■ **REQUIREMENTS**:
Images are not part of the copy; transcribe all the data exactly.

··· EXERCISE INPUT ···

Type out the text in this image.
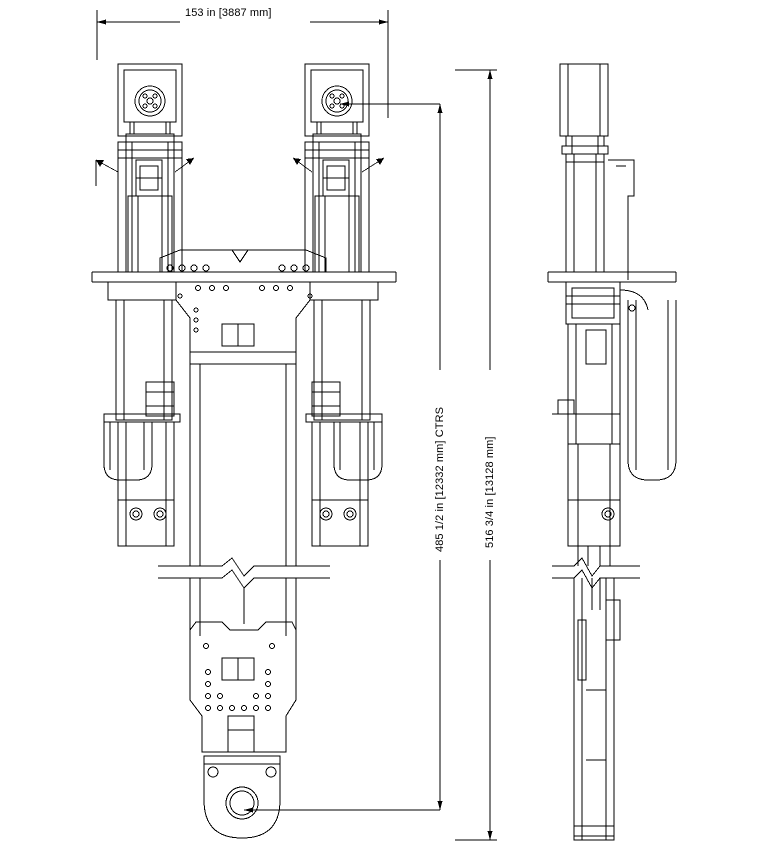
153 in [3887 mm]
485 1/2 in [12332 mm] CTRS	516 3/4 in [13128 mm]
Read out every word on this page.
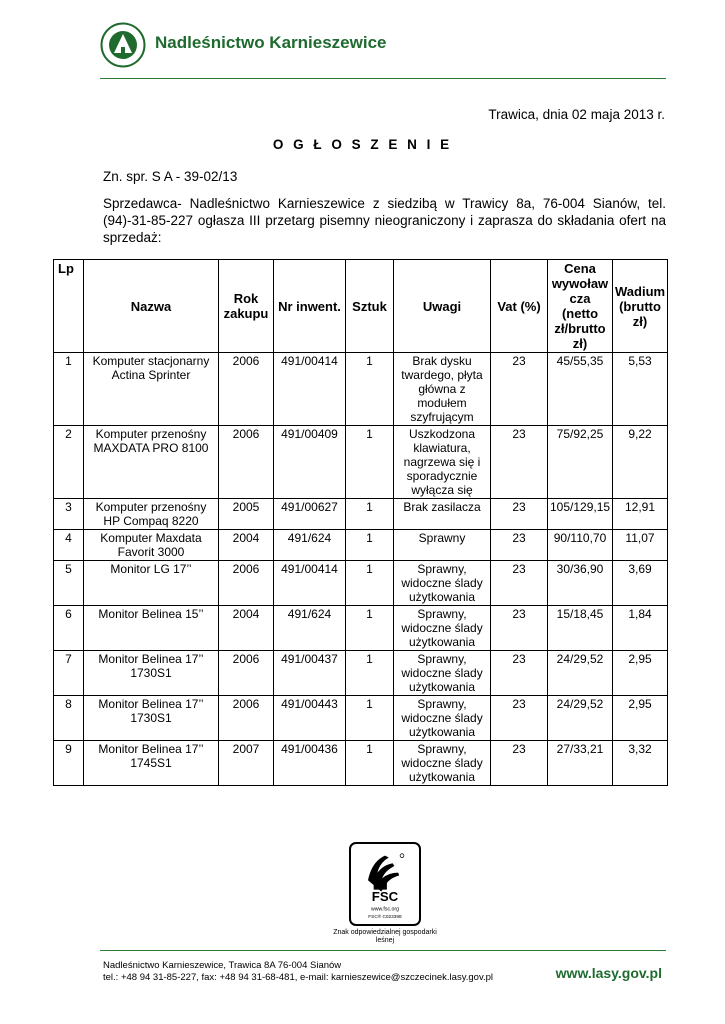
Nadleśnictwo Karnieszewice
Trawica, dnia 02 maja 2013 r.
O G Ł O S Z E N I E
Zn. spr. S A - 39-02/13
Sprzedawca- Nadleśnictwo Karnieszewice z siedzibą w Trawicy 8a, 76-004 Sianów, tel.(94)-31-85-227 ogłasza III przetarg pisemny nieograniczony i zaprasza do składania ofert na sprzedaż:
Lp	Nazwa	Rok zakupu	Nr inwent.	Sztuk	Uwagi	Vat (%)	Cena wywoław cza (netto zł/brutto zł)	Wadium (brutto zł)
1	Komputer stacjonarny Actina Sprinter	2006	491/00414	1	Brak dysku twardego, płyta główna z modułem szyfrującym	23	45/55,35	5,53
2	Komputer przenośny MAXDATA PRO 8100	2006	491/00409	1	Uszkodzona klawiatura, nagrzewa się i sporadycznie wyłącza się	23	75/92,25	9,22
3	Komputer przenośny HP Compaq 8220	2005	491/00627	1	Brak zasilacza	23	105/129,15	12,91
4	Komputer Maxdata Favorit 3000	2004	491/624	1	Sprawny	23	90/110,70	11,07
5	Monitor LG 17’’	2006	491/00414	1	Sprawny, widoczne ślady użytkowania	23	30/36,90	3,69
6	Monitor Belinea 15’’	2004	491/624	1	Sprawny, widoczne ślady użytkowania	23	15/18,45	1,84
7	Monitor Belinea 17’’ 1730S1	2006	491/00437	1	Sprawny, widoczne ślady użytkowania	23	24/29,52	2,95
8	Monitor Belinea 17’’ 1730S1	2006	491/00443	1	Sprawny, widoczne ślady użytkowania	23	24/29,52	2,95
9	Monitor Belinea 17’’ 1745S1	2007	491/00436	1	Sprawny, widoczne ślady użytkowania	23	27/33,21	3,32
FSC
www.fsc.org
FSC® C023398
Znak odpowiedzialnej gospodarki leśnej
Nadleśnictwo Karnieszewice, Trawica 8A 76-004 Sianów
tel.: +48 94 31-85-227, fax: +48 94 31-68-481, e-mail: karnieszewice@szczecinek.lasy.gov.pl	www.lasy.gov.pl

···

■ **FINISHED EXERCISE**:
Type out the text in this image.
153 in [3887 mm]
485 1/2 in [12332 mm] CTRS	516 3/4 in [13128 mm]
Read out every word on this page.
Nadleśnictwo Karnieszewice
Trawica, dnia 02 maja 2013 r.
O G Ł O S Z E N I E
Zn. spr. S A - 39-02/13
Sprzedawca- Nadleśnictwo Karnieszewice z siedzibą w Trawicy 8a, 76-004 Sianów, tel.(94)-31-85-227 ogłasza III przetarg pisemny nieograniczony i zaprasza do składania ofert na sprzedaż:
Lp	Nazwa	Rok zakupu	Nr inwent.	Sztuk	Uwagi	Vat (%)	Cena wywoław cza (netto zł/brutto zł)	Wadium (brutto zł)
1	Komputer stacjonarny Actina Sprinter	2006	491/00414	1	Brak dysku twardego, płyta główna z modułem szyfrującym	23	45/55,35	5,53
2	Komputer przenośny MAXDATA PRO 8100	2006	491/00409	1	Uszkodzona klawiatura, nagrzewa się i sporadycznie wyłącza się	23	75/92,25	9,22
3	Komputer przenośny HP Compaq 8220	2005	491/00627	1	Brak zasilacza	23	105/129,15	12,91
4	Komputer Maxdata Favorit 3000	2004	491/624	1	Sprawny	23	90/110,70	11,07
5	Monitor LG 17’’	2006	491/00414	1	Sprawny, widoczne ślady użytkowania	23	30/36,90	3,69
6	Monitor Belinea 15’’	2004	491/624	1	Sprawny, widoczne ślady użytkowania	23	15/18,45	1,84
7	Monitor Belinea 17’’ 1730S1	2006	491/00437	1	Sprawny, widoczne ślady użytkowania	23	24/29,52	2,95
8	Monitor Belinea 17’’ 1730S1	2006	491/00443	1	Sprawny, widoczne ślady użytkowania	23	24/29,52	2,95
9	Monitor Belinea 17’’ 1745S1	2007	491/00436	1	Sprawny, widoczne ślady użytkowania	23	27/33,21	3,32
FSC
www.fsc.org
FSC® C023398
Znak odpowiedzialnej gospodarki leśnej
Nadleśnictwo Karnieszewice, Trawica 8A 76-004 Sianów
tel.: +48 94 31-85-227, fax: +48 94 31-68-481, e-mail: karnieszewice@szczecinek.lasy.gov.pl	www.lasy.gov.pl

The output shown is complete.